• Your task:
Each record below should be written out again exactly.

== Segment start ==

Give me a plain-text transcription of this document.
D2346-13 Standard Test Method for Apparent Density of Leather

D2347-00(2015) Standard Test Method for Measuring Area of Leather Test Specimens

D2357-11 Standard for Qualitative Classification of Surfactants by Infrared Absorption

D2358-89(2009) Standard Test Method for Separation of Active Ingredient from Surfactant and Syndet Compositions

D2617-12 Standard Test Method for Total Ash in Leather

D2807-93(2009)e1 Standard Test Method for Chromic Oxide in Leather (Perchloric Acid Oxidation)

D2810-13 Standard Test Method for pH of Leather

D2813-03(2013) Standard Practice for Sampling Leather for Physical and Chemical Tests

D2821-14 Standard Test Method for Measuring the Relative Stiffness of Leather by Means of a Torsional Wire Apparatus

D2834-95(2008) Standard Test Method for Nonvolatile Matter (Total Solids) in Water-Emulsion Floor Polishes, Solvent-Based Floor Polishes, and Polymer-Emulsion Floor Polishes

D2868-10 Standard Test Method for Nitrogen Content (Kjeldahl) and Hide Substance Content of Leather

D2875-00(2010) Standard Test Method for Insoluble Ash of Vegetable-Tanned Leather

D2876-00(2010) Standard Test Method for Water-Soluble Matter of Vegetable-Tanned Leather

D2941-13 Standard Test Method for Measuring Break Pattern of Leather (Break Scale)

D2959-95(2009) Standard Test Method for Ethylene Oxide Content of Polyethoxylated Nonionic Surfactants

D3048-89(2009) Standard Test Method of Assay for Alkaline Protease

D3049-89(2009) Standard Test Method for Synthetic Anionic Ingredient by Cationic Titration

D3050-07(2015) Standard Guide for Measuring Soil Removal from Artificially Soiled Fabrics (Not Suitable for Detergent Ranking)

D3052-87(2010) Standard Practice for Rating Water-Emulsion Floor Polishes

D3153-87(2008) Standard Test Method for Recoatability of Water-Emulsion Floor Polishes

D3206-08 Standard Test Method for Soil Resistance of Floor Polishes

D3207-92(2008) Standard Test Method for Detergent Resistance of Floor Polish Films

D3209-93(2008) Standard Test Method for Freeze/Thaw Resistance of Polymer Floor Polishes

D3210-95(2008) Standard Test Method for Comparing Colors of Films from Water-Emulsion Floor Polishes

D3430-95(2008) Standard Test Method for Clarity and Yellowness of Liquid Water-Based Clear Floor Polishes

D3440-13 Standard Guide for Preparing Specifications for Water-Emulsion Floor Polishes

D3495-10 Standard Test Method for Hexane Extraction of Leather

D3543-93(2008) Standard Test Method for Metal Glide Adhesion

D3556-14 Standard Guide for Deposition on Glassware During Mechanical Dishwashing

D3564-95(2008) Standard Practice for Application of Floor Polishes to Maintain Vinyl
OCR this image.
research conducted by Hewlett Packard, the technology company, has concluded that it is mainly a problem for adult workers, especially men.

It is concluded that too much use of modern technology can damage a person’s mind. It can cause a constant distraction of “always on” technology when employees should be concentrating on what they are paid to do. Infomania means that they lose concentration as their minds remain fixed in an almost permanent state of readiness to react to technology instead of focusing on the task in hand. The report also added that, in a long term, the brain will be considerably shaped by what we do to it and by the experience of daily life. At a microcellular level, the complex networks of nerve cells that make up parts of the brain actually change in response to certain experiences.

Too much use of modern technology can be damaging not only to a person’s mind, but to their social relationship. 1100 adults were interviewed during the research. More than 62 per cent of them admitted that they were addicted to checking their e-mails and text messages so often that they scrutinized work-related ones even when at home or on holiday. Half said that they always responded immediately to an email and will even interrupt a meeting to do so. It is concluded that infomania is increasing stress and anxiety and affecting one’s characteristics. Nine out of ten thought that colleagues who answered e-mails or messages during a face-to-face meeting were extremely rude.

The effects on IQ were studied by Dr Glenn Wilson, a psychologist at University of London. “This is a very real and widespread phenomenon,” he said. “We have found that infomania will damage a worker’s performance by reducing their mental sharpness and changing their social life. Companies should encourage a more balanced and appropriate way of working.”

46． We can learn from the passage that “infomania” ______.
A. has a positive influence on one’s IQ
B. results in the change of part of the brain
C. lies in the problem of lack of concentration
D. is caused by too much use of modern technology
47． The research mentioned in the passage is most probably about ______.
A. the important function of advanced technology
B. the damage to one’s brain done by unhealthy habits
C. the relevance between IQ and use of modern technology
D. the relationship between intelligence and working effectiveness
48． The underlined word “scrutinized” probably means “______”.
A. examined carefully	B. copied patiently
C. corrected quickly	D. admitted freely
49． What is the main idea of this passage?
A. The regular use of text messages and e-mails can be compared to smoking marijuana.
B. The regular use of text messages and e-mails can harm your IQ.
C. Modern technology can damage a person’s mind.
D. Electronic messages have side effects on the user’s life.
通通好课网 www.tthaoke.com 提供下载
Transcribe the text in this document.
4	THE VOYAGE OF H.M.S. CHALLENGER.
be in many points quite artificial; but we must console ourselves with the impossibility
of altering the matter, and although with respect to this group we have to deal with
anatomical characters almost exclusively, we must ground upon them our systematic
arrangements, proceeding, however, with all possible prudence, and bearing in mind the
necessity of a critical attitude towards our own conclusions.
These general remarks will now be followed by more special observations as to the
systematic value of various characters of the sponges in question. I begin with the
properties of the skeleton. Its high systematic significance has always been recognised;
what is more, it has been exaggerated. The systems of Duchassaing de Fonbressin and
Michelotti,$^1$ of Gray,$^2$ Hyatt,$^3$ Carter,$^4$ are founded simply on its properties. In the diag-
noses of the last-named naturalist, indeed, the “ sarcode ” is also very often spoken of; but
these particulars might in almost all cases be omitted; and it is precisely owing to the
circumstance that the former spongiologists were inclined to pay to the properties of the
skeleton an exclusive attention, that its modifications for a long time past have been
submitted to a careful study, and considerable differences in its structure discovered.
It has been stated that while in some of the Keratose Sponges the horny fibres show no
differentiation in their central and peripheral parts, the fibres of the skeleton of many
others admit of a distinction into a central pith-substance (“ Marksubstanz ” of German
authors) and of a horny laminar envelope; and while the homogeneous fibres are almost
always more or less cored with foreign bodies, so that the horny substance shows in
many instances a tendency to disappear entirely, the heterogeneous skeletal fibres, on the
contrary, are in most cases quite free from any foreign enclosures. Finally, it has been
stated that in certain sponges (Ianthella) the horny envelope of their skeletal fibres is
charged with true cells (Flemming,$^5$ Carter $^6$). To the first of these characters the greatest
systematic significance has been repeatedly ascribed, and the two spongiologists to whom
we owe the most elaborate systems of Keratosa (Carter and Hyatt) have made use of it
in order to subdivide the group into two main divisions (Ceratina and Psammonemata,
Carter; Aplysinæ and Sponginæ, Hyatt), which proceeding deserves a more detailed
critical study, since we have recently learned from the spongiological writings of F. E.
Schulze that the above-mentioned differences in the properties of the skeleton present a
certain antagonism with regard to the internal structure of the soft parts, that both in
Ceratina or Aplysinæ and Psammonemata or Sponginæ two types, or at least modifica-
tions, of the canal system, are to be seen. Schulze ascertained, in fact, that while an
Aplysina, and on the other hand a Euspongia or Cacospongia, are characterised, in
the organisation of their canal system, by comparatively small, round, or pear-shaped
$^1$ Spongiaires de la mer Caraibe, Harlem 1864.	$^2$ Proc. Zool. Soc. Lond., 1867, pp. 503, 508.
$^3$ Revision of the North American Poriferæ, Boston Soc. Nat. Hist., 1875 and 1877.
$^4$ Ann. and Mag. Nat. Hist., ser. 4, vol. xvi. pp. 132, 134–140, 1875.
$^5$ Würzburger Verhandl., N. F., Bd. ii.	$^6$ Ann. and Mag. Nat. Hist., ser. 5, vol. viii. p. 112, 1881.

== Segment end ==

• Problem solution:
Give me a plain-text transcription of this document.
D2346-13 Standard Test Method for Apparent Density of Leather

D2347-00(2015) Standard Test Method for Measuring Area of Leather Test Specimens

D2357-11 Standard for Qualitative Classification of Surfactants by Infrared Absorption

D2358-89(2009) Standard Test Method for Separation of Active Ingredient from Surfactant and Syndet Compositions

D2617-12 Standard Test Method for Total Ash in Leather

D2807-93(2009)e1 Standard Test Method for Chromic Oxide in Leather (Perchloric Acid Oxidation)

D2810-13 Standard Test Method for pH of Leather

D2813-03(2013) Standard Practice for Sampling Leather for Physical and Chemical Tests

D2821-14 Standard Test Method for Measuring the Relative Stiffness of Leather by Means of a Torsional Wire Apparatus

D2834-95(2008) Standard Test Method for Nonvolatile Matter (Total Solids) in Water-Emulsion Floor Polishes, Solvent-Based Floor Polishes, and Polymer-Emulsion Floor Polishes

D2868-10 Standard Test Method for Nitrogen Content (Kjeldahl) and Hide Substance Content of Leather

D2875-00(2010) Standard Test Method for Insoluble Ash of Vegetable-Tanned Leather

D2876-00(2010) Standard Test Method for Water-Soluble Matter of Vegetable-Tanned Leather

D2941-13 Standard Test Method for Measuring Break Pattern of Leather (Break Scale)

D2959-95(2009) Standard Test Method for Ethylene Oxide Content of Polyethoxylated Nonionic Surfactants

D3048-89(2009) Standard Test Method of Assay for Alkaline Protease

D3049-89(2009) Standard Test Method for Synthetic Anionic Ingredient by Cationic Titration

D3050-07(2015) Standard Guide for Measuring Soil Removal from Artificially Soiled Fabrics (Not Suitable for Detergent Ranking)

D3052-87(2010) Standard Practice for Rating Water-Emulsion Floor Polishes

D3153-87(2008) Standard Test Method for Recoatability of Water-Emulsion Floor Polishes

D3206-08 Standard Test Method for Soil Resistance of Floor Polishes

D3207-92(2008) Standard Test Method for Detergent Resistance of Floor Polish Films

D3209-93(2008) Standard Test Method for Freeze/Thaw Resistance of Polymer Floor Polishes

D3210-95(2008) Standard Test Method for Comparing Colors of Films from Water-Emulsion Floor Polishes

D3430-95(2008) Standard Test Method for Clarity and Yellowness of Liquid Water-Based Clear Floor Polishes

D3440-13 Standard Guide for Preparing Specifications for Water-Emulsion Floor Polishes

D3495-10 Standard Test Method for Hexane Extraction of Leather

D3543-93(2008) Standard Test Method for Metal Glide Adhesion

D3556-14 Standard Guide for Deposition on Glassware During Mechanical Dishwashing

D3564-95(2008) Standard Practice for Application of Floor Polishes to Maintain Vinyl
OCR this image.
research conducted by Hewlett Packard, the technology company, has concluded that it is mainly a problem for adult workers, especially men.

It is concluded that too much use of modern technology can damage a person’s mind. It can cause a constant distraction of “always on” technology when employees should be concentrating on what they are paid to do. Infomania means that they lose concentration as their minds remain fixed in an almost permanent state of readiness to react to technology instead of focusing on the task in hand. The report also added that, in a long term, the brain will be considerably shaped by what we do to it and by the experience of daily life. At a microcellular level, the complex networks of nerve cells that make up parts of the brain actually change in response to certain experiences.

Too much use of modern technology can be damaging not only to a person’s mind, but to their social relationship. 1100 adults were interviewed during the research. More than 62 per cent of them admitted that they were addicted to checking their e-mails and text messages so often that they scrutinized work-related ones even when at home or on holiday. Half said that they always responded immediately to an email and will even interrupt a meeting to do so. It is concluded that infomania is increasing stress and anxiety and affecting one’s characteristics. Nine out of ten thought that colleagues who answered e-mails or messages during a face-to-face meeting were extremely rude.

The effects on IQ were studied by Dr Glenn Wilson, a psychologist at University of London. “This is a very real and widespread phenomenon,” he said. “We have found that infomania will damage a worker’s performance by reducing their mental sharpness and changing their social life. Companies should encourage a more balanced and appropriate way of working.”

46． We can learn from the passage that “infomania” ______.
A. has a positive influence on one’s IQ
B. results in the change of part of the brain
C. lies in the problem of lack of concentration
D. is caused by too much use of modern technology
47． The research mentioned in the passage is most probably about ______.
A. the important function of advanced technology
B. the damage to one’s brain done by unhealthy habits
C. the relevance between IQ and use of modern technology
D. the relationship between intelligence and working effectiveness
48． The underlined word “scrutinized” probably means “______”.
A. examined carefully	B. copied patiently
C. corrected quickly	D. admitted freely
49． What is the main idea of this passage?
A. The regular use of text messages and e-mails can be compared to smoking marijuana.
B. The regular use of text messages and e-mails can harm your IQ.
C. Modern technology can damage a person’s mind.
D. Electronic messages have side effects on the user’s life.
通通好课网 www.tthaoke.com 提供下载
Transcribe the text in this document.
4	THE VOYAGE OF H.M.S. CHALLENGER.
be in many points quite artificial; but we must console ourselves with the impossibility
of altering the matter, and although with respect to this group we have to deal with
anatomical characters almost exclusively, we must ground upon them our systematic
arrangements, proceeding, however, with all possible prudence, and bearing in mind the
necessity of a critical attitude towards our own conclusions.
These general remarks will now be followed by more special observations as to the
systematic value of various characters of the sponges in question. I begin with the
properties of the skeleton. Its high systematic significance has always been recognised;
what is more, it has been exaggerated. The systems of Duchassaing de Fonbressin and
Michelotti,$^1$ of Gray,$^2$ Hyatt,$^3$ Carter,$^4$ are founded simply on its properties. In the diag-
noses of the last-named naturalist, indeed, the “ sarcode ” is also very often spoken of; but
these particulars might in almost all cases be omitted; and it is precisely owing to the
circumstance that the former spongiologists were inclined to pay to the properties of the
skeleton an exclusive attention, that its modifications for a long time past have been
submitted to a careful study, and considerable differences in its structure discovered.
It has been stated that while in some of the Keratose Sponges the horny fibres show no
differentiation in their central and peripheral parts, the fibres of the skeleton of many
others admit of a distinction into a central pith-substance (“ Marksubstanz ” of German
authors) and of a horny laminar envelope; and while the homogeneous fibres are almost
always more or less cored with foreign bodies, so that the horny substance shows in
many instances a tendency to disappear entirely, the heterogeneous skeletal fibres, on the
contrary, are in most cases quite free from any foreign enclosures. Finally, it has been
stated that in certain sponges (Ianthella) the horny envelope of their skeletal fibres is
charged with true cells (Flemming,$^5$ Carter $^6$). To the first of these characters the greatest
systematic significance has been repeatedly ascribed, and the two spongiologists to whom
we owe the most elaborate systems of Keratosa (Carter and Hyatt) have made use of it
in order to subdivide the group into two main divisions (Ceratina and Psammonemata,
Carter; Aplysinæ and Sponginæ, Hyatt), which proceeding deserves a more detailed
critical study, since we have recently learned from the spongiological writings of F. E.
Schulze that the above-mentioned differences in the properties of the skeleton present a
certain antagonism with regard to the internal structure of the soft parts, that both in
Ceratina or Aplysinæ and Psammonemata or Sponginæ two types, or at least modifica-
tions, of the canal system, are to be seen. Schulze ascertained, in fact, that while an
Aplysina, and on the other hand a Euspongia or Cacospongia, are characterised, in
the organisation of their canal system, by comparatively small, round, or pear-shaped
$^1$ Spongiaires de la mer Caraibe, Harlem 1864.	$^2$ Proc. Zool. Soc. Lond., 1867, pp. 503, 508.
$^3$ Revision of the North American Poriferæ, Boston Soc. Nat. Hist., 1875 and 1877.
$^4$ Ann. and Mag. Nat. Hist., ser. 4, vol. xvi. pp. 132, 134–140, 1875.
$^5$ Würzburger Verhandl., N. F., Bd. ii.	$^6$ Ann. and Mag. Nat. Hist., ser. 5, vol. viii. p. 112, 1881.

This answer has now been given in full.